EXERCISE DIRECTIONS: Begin the copy at the line containing "Read out every word on this page." and end it at the final line of the material below, reproducing each line exactly, without images.

---- RECORD EXTRACTS

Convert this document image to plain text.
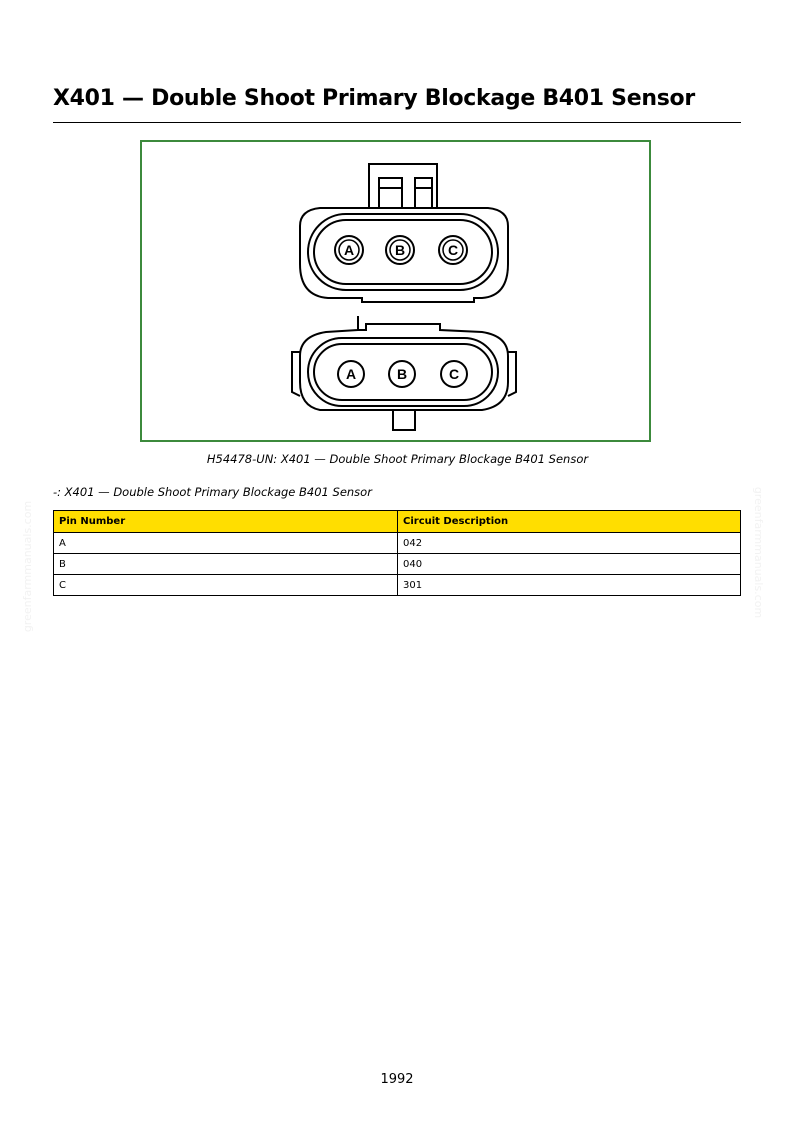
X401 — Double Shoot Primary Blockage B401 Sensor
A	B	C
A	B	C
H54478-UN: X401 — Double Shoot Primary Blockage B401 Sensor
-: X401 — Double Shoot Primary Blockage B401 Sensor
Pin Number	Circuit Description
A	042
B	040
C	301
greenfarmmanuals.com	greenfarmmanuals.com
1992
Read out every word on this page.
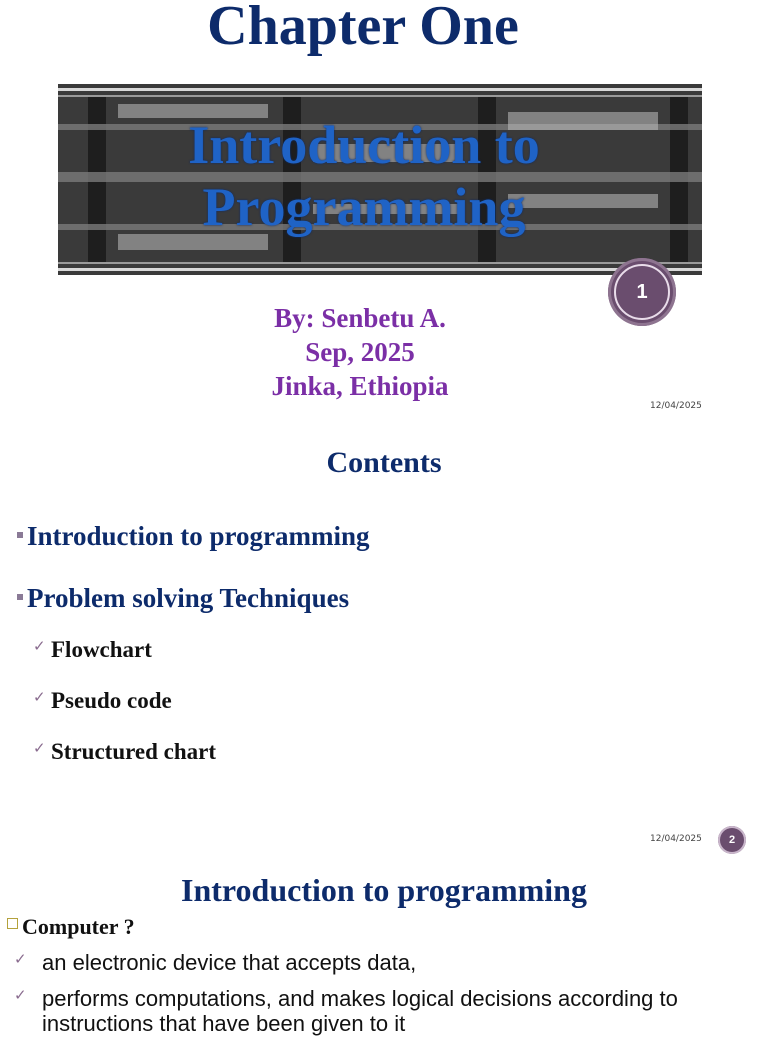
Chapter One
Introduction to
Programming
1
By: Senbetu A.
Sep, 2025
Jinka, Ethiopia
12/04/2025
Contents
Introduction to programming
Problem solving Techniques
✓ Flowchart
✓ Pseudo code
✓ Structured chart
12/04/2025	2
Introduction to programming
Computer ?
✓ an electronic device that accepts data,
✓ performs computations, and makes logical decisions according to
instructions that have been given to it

--------

EXERCISE OUTPUT:
Read out every word on this page.
Chapter One
Introduction to
Programming
1
By: Senbetu A.
Sep, 2025
Jinka, Ethiopia
12/04/2025
Contents
Introduction to programming
Problem solving Techniques
✓ Flowchart
✓ Pseudo code
✓ Structured chart
12/04/2025	2
Introduction to programming
Computer ?
✓ an electronic device that accepts data,
✓ performs computations, and makes logical decisions according to
instructions that have been given to it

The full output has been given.